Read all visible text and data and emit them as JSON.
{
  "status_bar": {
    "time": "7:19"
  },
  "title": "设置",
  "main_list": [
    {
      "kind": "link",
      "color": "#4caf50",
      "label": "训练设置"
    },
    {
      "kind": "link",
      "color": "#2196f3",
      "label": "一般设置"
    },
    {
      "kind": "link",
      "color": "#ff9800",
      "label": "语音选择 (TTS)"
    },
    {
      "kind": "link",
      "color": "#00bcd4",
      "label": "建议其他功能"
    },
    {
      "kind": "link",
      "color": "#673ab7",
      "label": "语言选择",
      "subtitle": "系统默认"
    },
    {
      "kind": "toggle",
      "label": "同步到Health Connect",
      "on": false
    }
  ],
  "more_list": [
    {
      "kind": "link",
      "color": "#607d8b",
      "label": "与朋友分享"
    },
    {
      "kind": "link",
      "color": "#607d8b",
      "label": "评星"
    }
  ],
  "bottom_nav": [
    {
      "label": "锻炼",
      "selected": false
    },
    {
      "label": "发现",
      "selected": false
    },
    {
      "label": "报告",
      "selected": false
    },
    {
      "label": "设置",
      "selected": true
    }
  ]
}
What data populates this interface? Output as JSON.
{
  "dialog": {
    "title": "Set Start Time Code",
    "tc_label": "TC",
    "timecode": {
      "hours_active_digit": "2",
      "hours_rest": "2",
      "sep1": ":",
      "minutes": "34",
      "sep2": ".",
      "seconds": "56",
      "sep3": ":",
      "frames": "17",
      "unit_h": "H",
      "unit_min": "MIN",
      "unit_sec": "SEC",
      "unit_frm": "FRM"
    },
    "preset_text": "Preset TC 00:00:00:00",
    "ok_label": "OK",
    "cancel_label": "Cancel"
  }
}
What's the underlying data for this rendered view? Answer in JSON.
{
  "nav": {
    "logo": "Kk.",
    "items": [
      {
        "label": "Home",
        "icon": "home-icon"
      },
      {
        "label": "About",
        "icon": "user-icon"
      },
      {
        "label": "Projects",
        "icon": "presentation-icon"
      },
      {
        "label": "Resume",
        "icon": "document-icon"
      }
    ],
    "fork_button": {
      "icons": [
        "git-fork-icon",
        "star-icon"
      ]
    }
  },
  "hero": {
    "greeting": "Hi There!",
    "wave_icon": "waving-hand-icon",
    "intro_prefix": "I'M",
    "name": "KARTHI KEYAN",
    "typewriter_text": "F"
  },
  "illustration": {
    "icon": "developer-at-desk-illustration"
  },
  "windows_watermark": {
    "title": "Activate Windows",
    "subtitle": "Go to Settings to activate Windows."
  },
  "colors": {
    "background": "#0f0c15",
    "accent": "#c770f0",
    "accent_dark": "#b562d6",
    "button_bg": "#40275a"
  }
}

_Aim of the task_
Restate each record word for word.

_Solution_
Read all visible text and data and emit them as JSON.
{
  "status_bar": {
    "time": "7:19"
  },
  "title": "设置",
  "main_list": [
    {
      "kind": "link",
      "color": "#4caf50",
      "label": "训练设置"
    },
    {
      "kind": "link",
      "color": "#2196f3",
      "label": "一般设置"
    },
    {
      "kind": "link",
      "color": "#ff9800",
      "label": "语音选择 (TTS)"
    },
    {
      "kind": "link",
      "color": "#00bcd4",
      "label": "建议其他功能"
    },
    {
      "kind": "link",
      "color": "#673ab7",
      "label": "语言选择",
      "subtitle": "系统默认"
    },
    {
      "kind": "toggle",
      "label": "同步到Health Connect",
      "on": false
    }
  ],
  "more_list": [
    {
      "kind": "link",
      "color": "#607d8b",
      "label": "与朋友分享"
    },
    {
      "kind": "link",
      "color": "#607d8b",
      "label": "评星"
    }
  ],
  "bottom_nav": [
    {
      "label": "锻炼",
      "selected": false
    },
    {
      "label": "发现",
      "selected": false
    },
    {
      "label": "报告",
      "selected": false
    },
    {
      "label": "设置",
      "selected": true
    }
  ]
}
What data populates this interface? Output as JSON.
{
  "dialog": {
    "title": "Set Start Time Code",
    "tc_label": "TC",
    "timecode": {
      "hours_active_digit": "2",
      "hours_rest": "2",
      "sep1": ":",
      "minutes": "34",
      "sep2": ".",
      "seconds": "56",
      "sep3": ":",
      "frames": "17",
      "unit_h": "H",
      "unit_min": "MIN",
      "unit_sec": "SEC",
      "unit_frm": "FRM"
    },
    "preset_text": "Preset TC 00:00:00:00",
    "ok_label": "OK",
    "cancel_label": "Cancel"
  }
}
What's the underlying data for this rendered view? Answer in JSON.
{
  "nav": {
    "logo": "Kk.",
    "items": [
      {
        "label": "Home",
        "icon": "home-icon"
      },
      {
        "label": "About",
        "icon": "user-icon"
      },
      {
        "label": "Projects",
        "icon": "presentation-icon"
      },
      {
        "label": "Resume",
        "icon": "document-icon"
      }
    ],
    "fork_button": {
      "icons": [
        "git-fork-icon",
        "star-icon"
      ]
    }
  },
  "hero": {
    "greeting": "Hi There!",
    "wave_icon": "waving-hand-icon",
    "intro_prefix": "I'M",
    "name": "KARTHI KEYAN",
    "typewriter_text": "F"
  },
  "illustration": {
    "icon": "developer-at-desk-illustration"
  },
  "windows_watermark": {
    "title": "Activate Windows",
    "subtitle": "Go to Settings to activate Windows."
  },
  "colors": {
    "background": "#0f0c15",
    "accent": "#c770f0",
    "accent_dark": "#b562d6",
    "button_bg": "#40275a"
  }
}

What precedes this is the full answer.